▸ Required work
Look for the string "screenshot" and copy every line that has it.

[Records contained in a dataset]
────────────────

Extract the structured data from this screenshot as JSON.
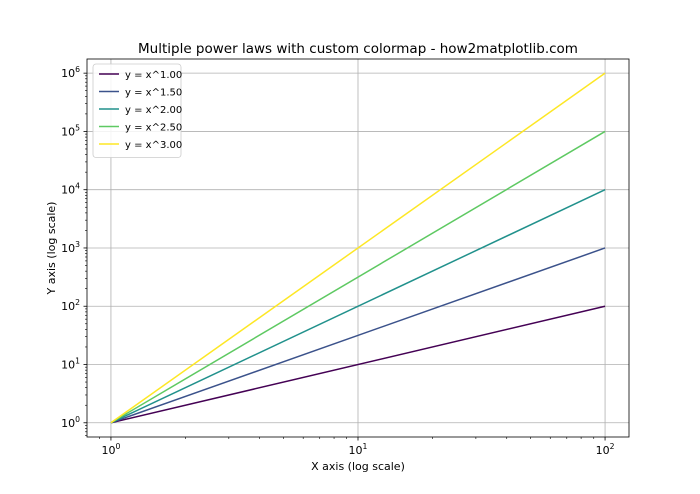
{
  "chart_data": {
    "type": "line",
    "title": "Multiple power laws with custom colormap - how2matplotlib.com",
    "xlabel": "X axis (log scale)",
    "ylabel": "Y axis (log scale)",
    "xscale": "log",
    "yscale": "log",
    "xlim": [
      0.8,
      125
    ],
    "ylim": [
      0.57,
      1750000
    ],
    "grid": true,
    "legend_position": "top-left",
    "x_ticks": [
      {
        "value": 1,
        "base": "10",
        "exp": "0"
      },
      {
        "value": 10,
        "base": "10",
        "exp": "1"
      },
      {
        "value": 100,
        "base": "10",
        "exp": "2"
      }
    ],
    "y_ticks": [
      {
        "value": 1,
        "base": "10",
        "exp": "0"
      },
      {
        "value": 10,
        "base": "10",
        "exp": "1"
      },
      {
        "value": 100,
        "base": "10",
        "exp": "2"
      },
      {
        "value": 1000,
        "base": "10",
        "exp": "3"
      },
      {
        "value": 10000,
        "base": "10",
        "exp": "4"
      },
      {
        "value": 100000,
        "base": "10",
        "exp": "5"
      },
      {
        "value": 1000000,
        "base": "10",
        "exp": "6"
      }
    ],
    "x": [
      1,
      100
    ],
    "series": [
      {
        "name": "y = x^1.00",
        "color": "#440154",
        "values": [
          1,
          100
        ]
      },
      {
        "name": "y = x^1.50",
        "color": "#3b528b",
        "values": [
          1,
          1000
        ]
      },
      {
        "name": "y = x^2.00",
        "color": "#21918c",
        "values": [
          1,
          10000
        ]
      },
      {
        "name": "y = x^2.50",
        "color": "#5ec962",
        "values": [
          1,
          100000
        ]
      },
      {
        "name": "y = x^3.00",
        "color": "#fde725",
        "values": [
          1,
          1000000
        ]
      }
    ]
  }
}
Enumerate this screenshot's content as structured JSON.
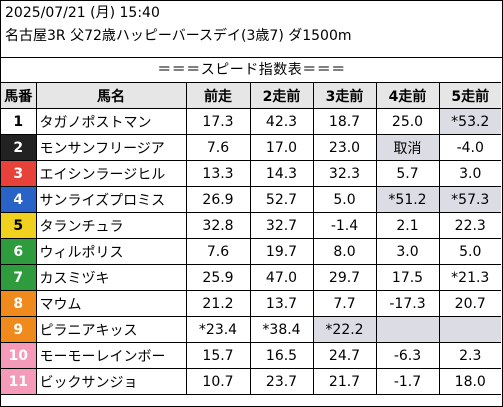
{
  "header": {
    "date": "2025/07/21 (月) 15:40",
    "race": "名古屋3R 父72歳ハッピーバースデイ(3歳7) ダ1500m"
  },
  "banner": "＝＝＝スピード指数表＝＝＝",
  "columns": [
    "馬番",
    "馬名",
    "前走",
    "2走前",
    "3走前",
    "4走前",
    "5走前"
  ],
  "colors": {
    "frame1": "#ffffff",
    "frame2": "#222222",
    "frame3": "#e8413a",
    "frame4": "#2a63c8",
    "frame5": "#f0d21e",
    "frame6": "#2e9b3c",
    "frame7": "#f08a1c",
    "frame8": "#f59ab8",
    "highlight": "#dcdce4"
  },
  "rows": [
    {
      "num": "1",
      "name": "タガノポストマン",
      "vals": [
        "17.3",
        "42.3",
        "18.7",
        "25.0",
        "*53.2"
      ],
      "hl": [
        false,
        false,
        false,
        false,
        true
      ],
      "bg": "#ffffff",
      "fg": "#000000"
    },
    {
      "num": "2",
      "name": "モンサンフリージア",
      "vals": [
        "7.6",
        "17.0",
        "23.0",
        "取消",
        "-4.0"
      ],
      "hl": [
        false,
        false,
        false,
        true,
        false
      ],
      "bg": "#222222",
      "fg": "#ffffff"
    },
    {
      "num": "3",
      "name": "エイシンラージヒル",
      "vals": [
        "13.3",
        "14.3",
        "32.3",
        "5.7",
        "3.0"
      ],
      "hl": [
        false,
        false,
        false,
        false,
        false
      ],
      "bg": "#e8413a",
      "fg": "#ffffff"
    },
    {
      "num": "4",
      "name": "サンライズプロミス",
      "vals": [
        "26.9",
        "52.7",
        "5.0",
        "*51.2",
        "*57.3"
      ],
      "hl": [
        false,
        false,
        false,
        true,
        true
      ],
      "bg": "#2a63c8",
      "fg": "#ffffff"
    },
    {
      "num": "5",
      "name": "タランチュラ",
      "vals": [
        "32.8",
        "32.7",
        "-1.4",
        "2.1",
        "22.3"
      ],
      "hl": [
        false,
        false,
        false,
        false,
        false
      ],
      "bg": "#f0d21e",
      "fg": "#000000"
    },
    {
      "num": "6",
      "name": "ウィルポリス",
      "vals": [
        "7.6",
        "19.7",
        "8.0",
        "3.0",
        "5.0"
      ],
      "hl": [
        false,
        false,
        false,
        false,
        false
      ],
      "bg": "#2e9b3c",
      "fg": "#ffffff"
    },
    {
      "num": "7",
      "name": "カスミヅキ",
      "vals": [
        "25.9",
        "47.0",
        "29.7",
        "17.5",
        "*21.3"
      ],
      "hl": [
        false,
        false,
        false,
        false,
        false
      ],
      "bg": "#2e9b3c",
      "fg": "#ffffff"
    },
    {
      "num": "8",
      "name": "マウム",
      "vals": [
        "21.2",
        "13.7",
        "7.7",
        "-17.3",
        "20.7"
      ],
      "hl": [
        false,
        false,
        false,
        false,
        false
      ],
      "bg": "#f08a1c",
      "fg": "#ffffff"
    },
    {
      "num": "9",
      "name": "ピラニアキッス",
      "vals": [
        "*23.4",
        "*38.4",
        "*22.2",
        "",
        ""
      ],
      "hl": [
        false,
        false,
        true,
        true,
        true
      ],
      "bg": "#f08a1c",
      "fg": "#ffffff"
    },
    {
      "num": "10",
      "name": "モーモーレインボー",
      "vals": [
        "15.7",
        "16.5",
        "24.7",
        "-6.3",
        "2.3"
      ],
      "hl": [
        false,
        false,
        false,
        false,
        false
      ],
      "bg": "#f59ab8",
      "fg": "#ffffff"
    },
    {
      "num": "11",
      "name": "ビックサンジョ",
      "vals": [
        "10.7",
        "23.7",
        "21.7",
        "-1.7",
        "18.0"
      ],
      "hl": [
        false,
        false,
        false,
        false,
        false
      ],
      "bg": "#f59ab8",
      "fg": "#ffffff"
    }
  ]
}
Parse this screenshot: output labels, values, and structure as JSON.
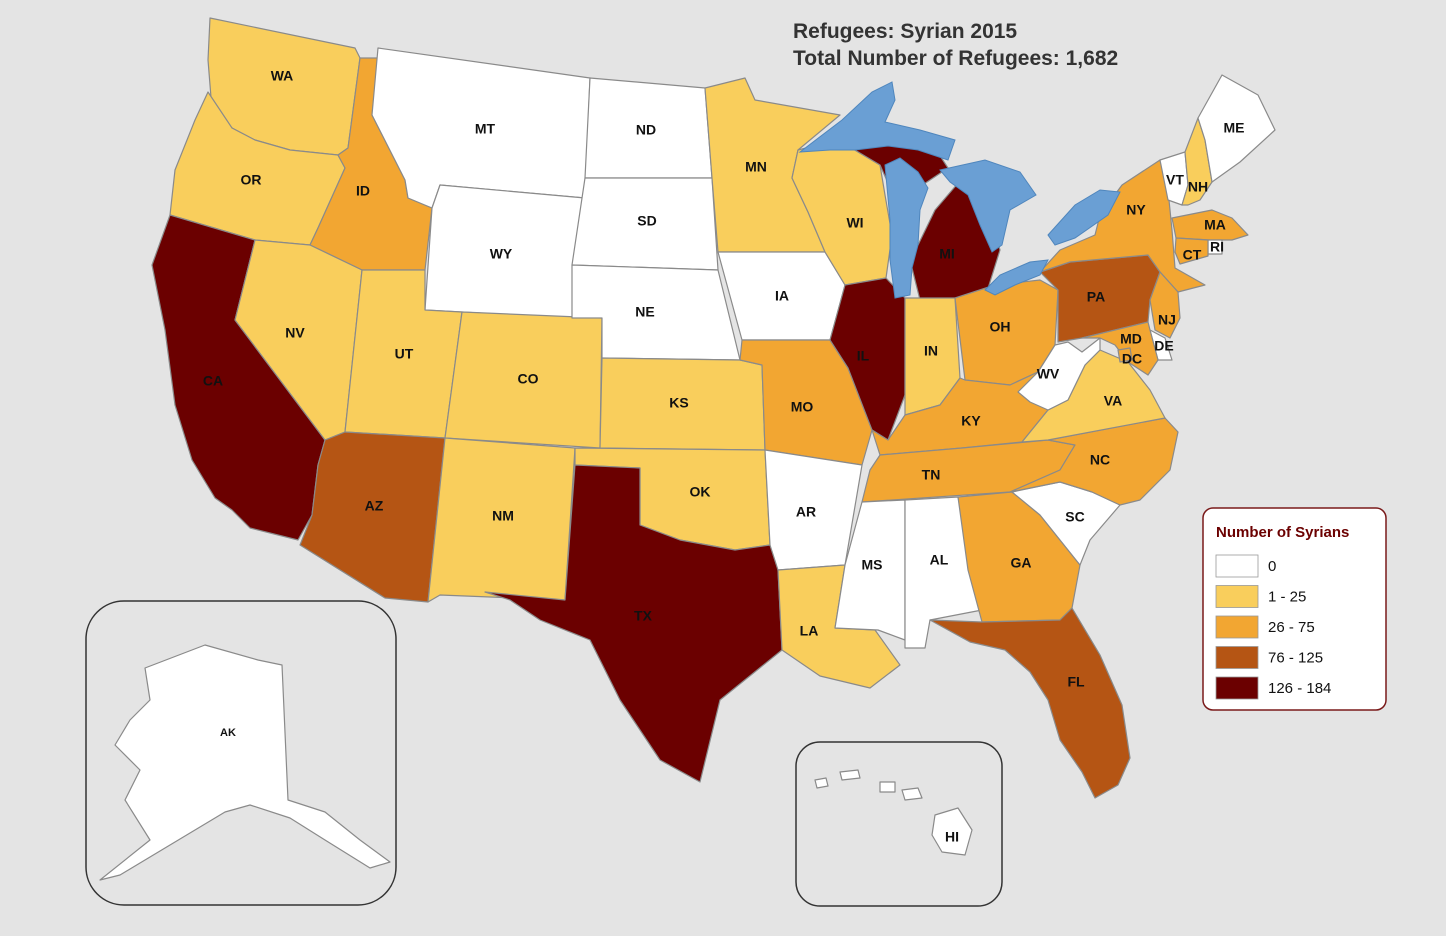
{
  "title": {
    "line1": "Refugees:  Syrian 2015",
    "line2": "Total Number of Refugees: 1,682"
  },
  "legend": {
    "title": "Number of Syrians",
    "items": [
      {
        "label": "0",
        "color": "#ffffff"
      },
      {
        "label": "1 - 25",
        "color": "#f9ce5c"
      },
      {
        "label": "26 - 75",
        "color": "#f2a632"
      },
      {
        "label": "76 - 125",
        "color": "#b55514"
      },
      {
        "label": "126 - 184",
        "color": "#6b0000"
      }
    ]
  },
  "colors": {
    "background": "#e4e4e4",
    "lakes": "#6a9fd4",
    "title_text": "#333333",
    "legend_title": "#6b0000"
  },
  "states": [
    {
      "abbr": "WA",
      "category": "1 - 25"
    },
    {
      "abbr": "OR",
      "category": "1 - 25"
    },
    {
      "abbr": "CA",
      "category": "126 - 184"
    },
    {
      "abbr": "ID",
      "category": "26 - 75"
    },
    {
      "abbr": "NV",
      "category": "1 - 25"
    },
    {
      "abbr": "MT",
      "category": "0"
    },
    {
      "abbr": "WY",
      "category": "0"
    },
    {
      "abbr": "UT",
      "category": "1 - 25"
    },
    {
      "abbr": "AZ",
      "category": "76 - 125"
    },
    {
      "abbr": "CO",
      "category": "1 - 25"
    },
    {
      "abbr": "NM",
      "category": "1 - 25"
    },
    {
      "abbr": "ND",
      "category": "0"
    },
    {
      "abbr": "SD",
      "category": "0"
    },
    {
      "abbr": "NE",
      "category": "0"
    },
    {
      "abbr": "KS",
      "category": "1 - 25"
    },
    {
      "abbr": "OK",
      "category": "1 - 25"
    },
    {
      "abbr": "TX",
      "category": "126 - 184"
    },
    {
      "abbr": "MN",
      "category": "1 - 25"
    },
    {
      "abbr": "IA",
      "category": "0"
    },
    {
      "abbr": "MO",
      "category": "26 - 75"
    },
    {
      "abbr": "AR",
      "category": "0"
    },
    {
      "abbr": "LA",
      "category": "1 - 25"
    },
    {
      "abbr": "WI",
      "category": "1 - 25"
    },
    {
      "abbr": "IL",
      "category": "126 - 184"
    },
    {
      "abbr": "MI",
      "category": "126 - 184"
    },
    {
      "abbr": "IN",
      "category": "1 - 25"
    },
    {
      "abbr": "OH",
      "category": "26 - 75"
    },
    {
      "abbr": "KY",
      "category": "26 - 75"
    },
    {
      "abbr": "TN",
      "category": "26 - 75"
    },
    {
      "abbr": "MS",
      "category": "0"
    },
    {
      "abbr": "AL",
      "category": "0"
    },
    {
      "abbr": "GA",
      "category": "26 - 75"
    },
    {
      "abbr": "FL",
      "category": "76 - 125"
    },
    {
      "abbr": "SC",
      "category": "0"
    },
    {
      "abbr": "NC",
      "category": "26 - 75"
    },
    {
      "abbr": "VA",
      "category": "1 - 25"
    },
    {
      "abbr": "WV",
      "category": "0"
    },
    {
      "abbr": "PA",
      "category": "76 - 125"
    },
    {
      "abbr": "NY",
      "category": "26 - 75"
    },
    {
      "abbr": "VT",
      "category": "0"
    },
    {
      "abbr": "NH",
      "category": "1 - 25"
    },
    {
      "abbr": "ME",
      "category": "0"
    },
    {
      "abbr": "MA",
      "category": "26 - 75"
    },
    {
      "abbr": "RI",
      "category": "0"
    },
    {
      "abbr": "CT",
      "category": "26 - 75"
    },
    {
      "abbr": "NJ",
      "category": "26 - 75"
    },
    {
      "abbr": "DE",
      "category": "0"
    },
    {
      "abbr": "MD",
      "category": "26 - 75"
    },
    {
      "abbr": "DC",
      "category": "26 - 75"
    },
    {
      "abbr": "AK",
      "category": "0"
    },
    {
      "abbr": "HI",
      "category": "0"
    }
  ]
}
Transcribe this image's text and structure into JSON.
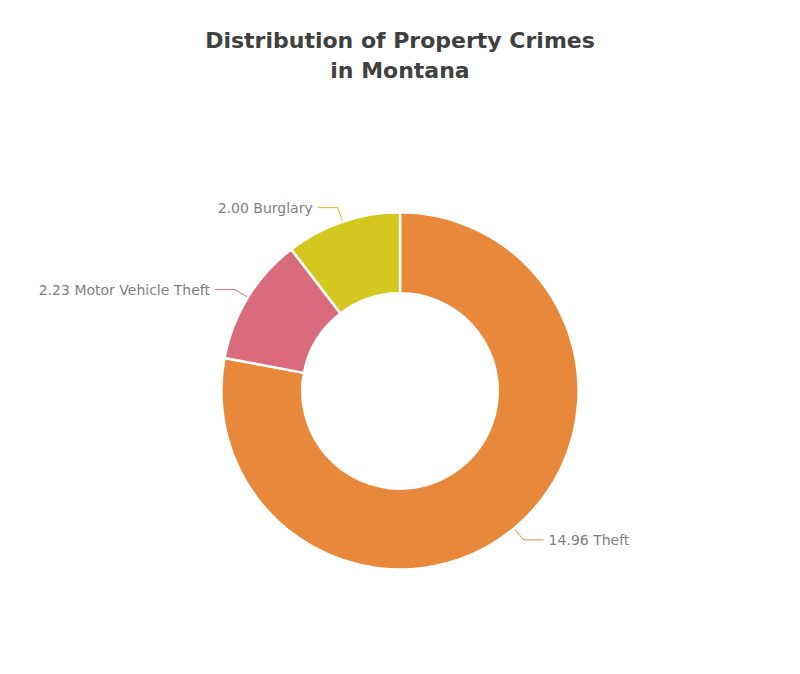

────────────────

▸ Exercise solution
Extract the structured data from this screenshot as JSON.
Enumerate this screenshot's content as structured JSON.
Parse this screenshot: output labels, values, and structure as JSON.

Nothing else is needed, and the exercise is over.